__Written exercise__:
Write out the listing below exactly, and omit any images you find in it.

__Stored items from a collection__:
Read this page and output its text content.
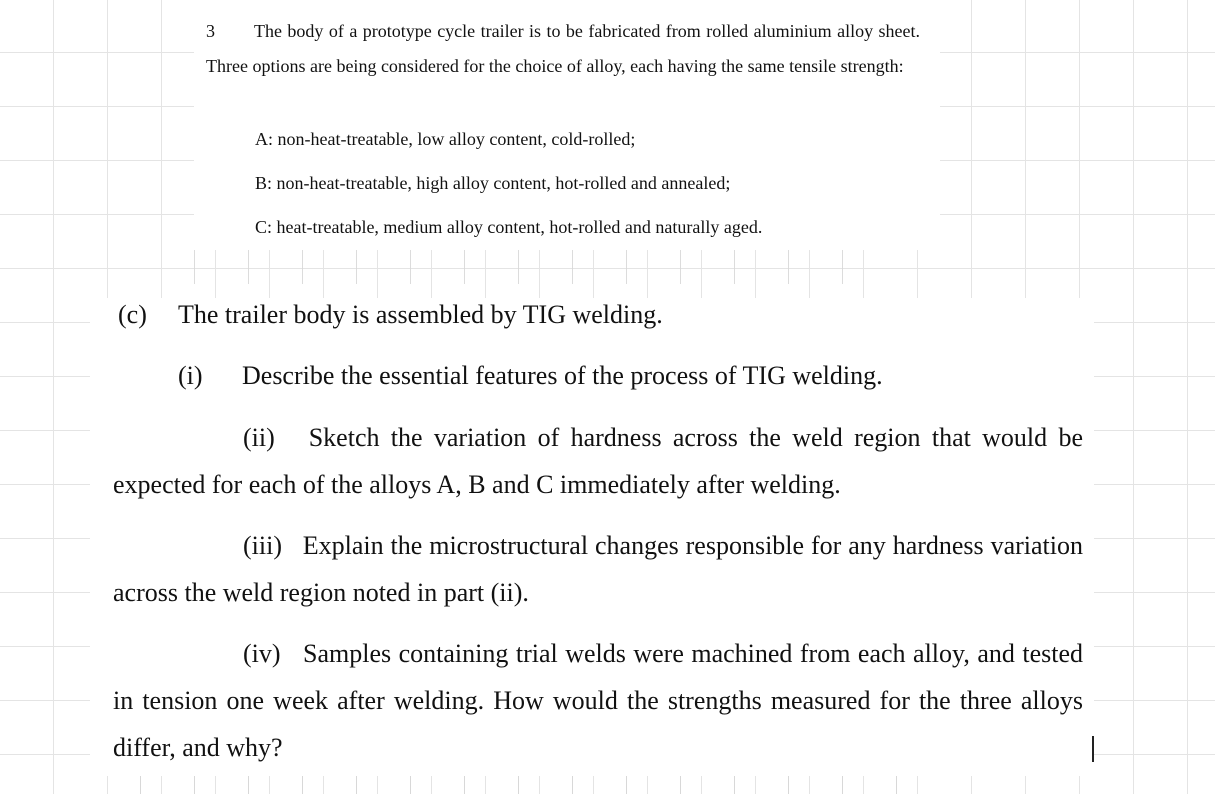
3 The body of a prototype cycle trailer is to be fabricated from rolled aluminium alloy sheet. Three options are being considered for the choice of alloy, each having the same tensile strength:

A: non-heat-treatable, low alloy content, cold-rolled;

B: non-heat-treatable, high alloy content, hot-rolled and annealed;

C: heat-treatable, medium alloy content, hot-rolled and naturally aged.

(c) The trailer body is assembled by TIG welding.

(i) Describe the essential features of the process of TIG welding.

(ii) Sketch the variation of hardness across the weld region that would be expected for each of the alloys A, B and C immediately after welding.

(iii) Explain the microstructural changes responsible for any hardness variation across the weld region noted in part (ii).

(iv) Samples containing trial welds were machined from each alloy, and tested in tension one week after welding. How would the strengths measured for the three alloys differ, and why?
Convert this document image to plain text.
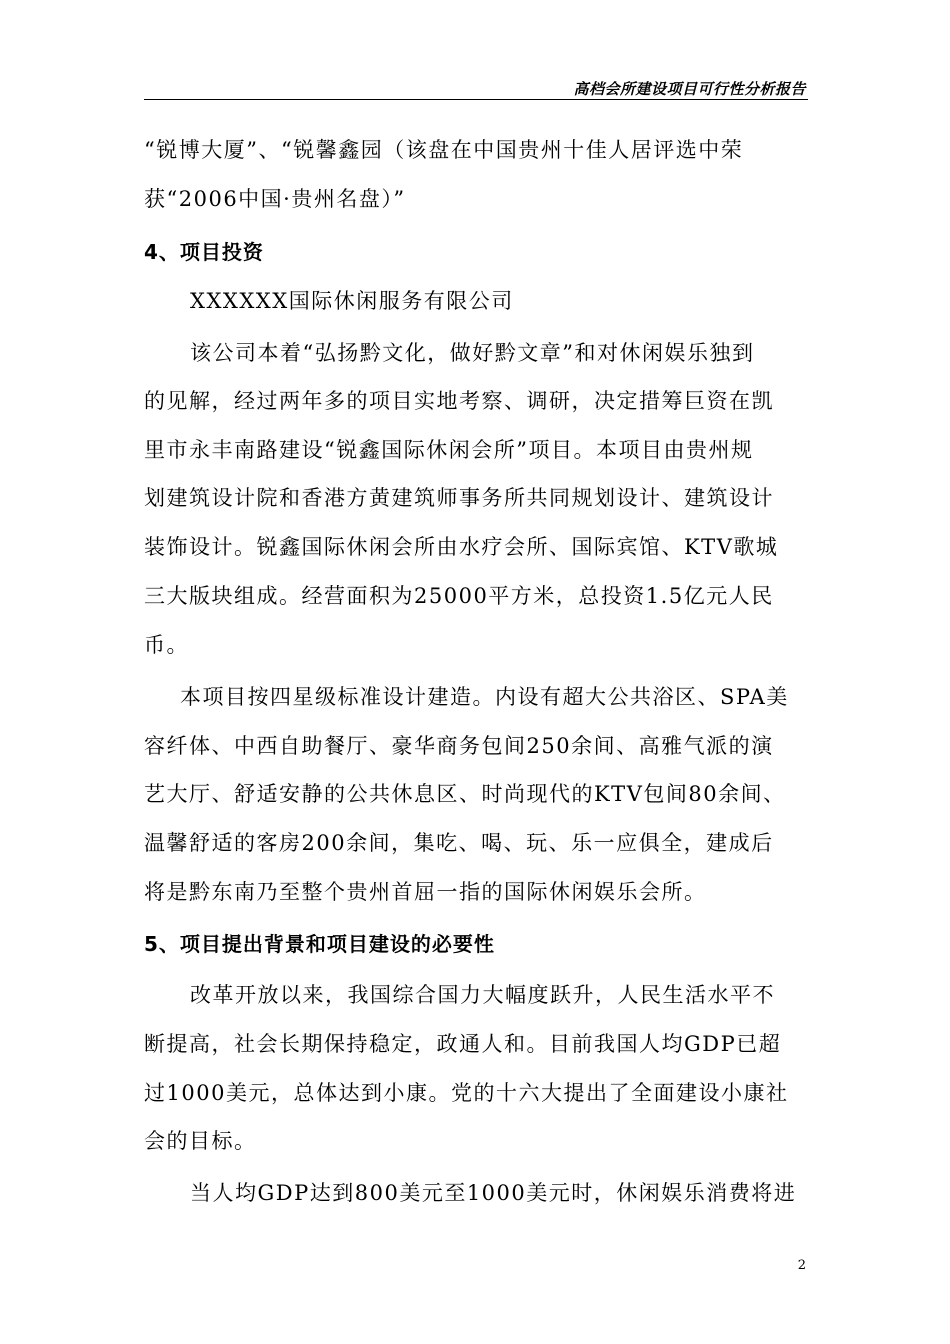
高档会所建设项目可行性分析报告
“锐博大厦”、“锐馨鑫园（该盘在中国贵州十佳人居评选中荣
获“2006中国·贵州名盘）”
4、项目投资
XXXXXX国际休闲服务有限公司
该公司本着“弘扬黔文化，做好黔文章”和对休闲娱乐独到
的见解，经过两年多的项目实地考察、调研，决定措筹巨资在凯
里市永丰南路建设“锐鑫国际休闲会所”项目。本项目由贵州规
划建筑设计院和香港方黄建筑师事务所共同规划设计、建筑设计
装饰设计。锐鑫国际休闲会所由水疗会所、国际宾馆、KTV歌城
三大版块组成。经营面积为25000平方米，总投资1.5亿元人民
币。
本项目按四星级标准设计建造。内设有超大公共浴区、SPA美
容纤体、中西自助餐厅、豪华商务包间250余间、高雅气派的演
艺大厅、舒适安静的公共休息区、时尚现代的KTV包间80余间、
温馨舒适的客房200余间，集吃、喝、玩、乐一应俱全，建成后
将是黔东南乃至整个贵州首屈一指的国际休闲娱乐会所。
5、项目提出背景和项目建设的必要性
改革开放以来，我国综合国力大幅度跃升，人民生活水平不
断提高，社会长期保持稳定，政通人和。目前我国人均GDP已超
过1000美元，总体达到小康。党的十六大提出了全面建设小康社
会的目标。
当人均GDP达到800美元至1000美元时，休闲娱乐消费将进
2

__Task result__:
Read this page and output its text content.
3 The body of a prototype cycle trailer is to be fabricated from rolled aluminium alloy sheet. Three options are being considered for the choice of alloy, each having the same tensile strength:

A: non-heat-treatable, low alloy content, cold-rolled;

B: non-heat-treatable, high alloy content, hot-rolled and annealed;

C: heat-treatable, medium alloy content, hot-rolled and naturally aged.

(c) The trailer body is assembled by TIG welding.

(i) Describe the essential features of the process of TIG welding.

(ii) Sketch the variation of hardness across the weld region that would be expected for each of the alloys A, B and C immediately after welding.

(iii) Explain the microstructural changes responsible for any hardness variation across the weld region noted in part (ii).

(iv) Samples containing trial welds were machined from each alloy, and tested in tension one week after welding. How would the strengths measured for the three alloys differ, and why?
Convert this document image to plain text.
高档会所建设项目可行性分析报告
“锐博大厦”、“锐馨鑫园（该盘在中国贵州十佳人居评选中荣
获“2006中国·贵州名盘）”
4、项目投资
XXXXXX国际休闲服务有限公司
该公司本着“弘扬黔文化，做好黔文章”和对休闲娱乐独到
的见解，经过两年多的项目实地考察、调研，决定措筹巨资在凯
里市永丰南路建设“锐鑫国际休闲会所”项目。本项目由贵州规
划建筑设计院和香港方黄建筑师事务所共同规划设计、建筑设计
装饰设计。锐鑫国际休闲会所由水疗会所、国际宾馆、KTV歌城
三大版块组成。经营面积为25000平方米，总投资1.5亿元人民
币。
本项目按四星级标准设计建造。内设有超大公共浴区、SPA美
容纤体、中西自助餐厅、豪华商务包间250余间、高雅气派的演
艺大厅、舒适安静的公共休息区、时尚现代的KTV包间80余间、
温馨舒适的客房200余间，集吃、喝、玩、乐一应俱全，建成后
将是黔东南乃至整个贵州首屈一指的国际休闲娱乐会所。
5、项目提出背景和项目建设的必要性
改革开放以来，我国综合国力大幅度跃升，人民生活水平不
断提高，社会长期保持稳定，政通人和。目前我国人均GDP已超
过1000美元，总体达到小康。党的十六大提出了全面建设小康社
会的目标。
当人均GDP达到800美元至1000美元时，休闲娱乐消费将进
2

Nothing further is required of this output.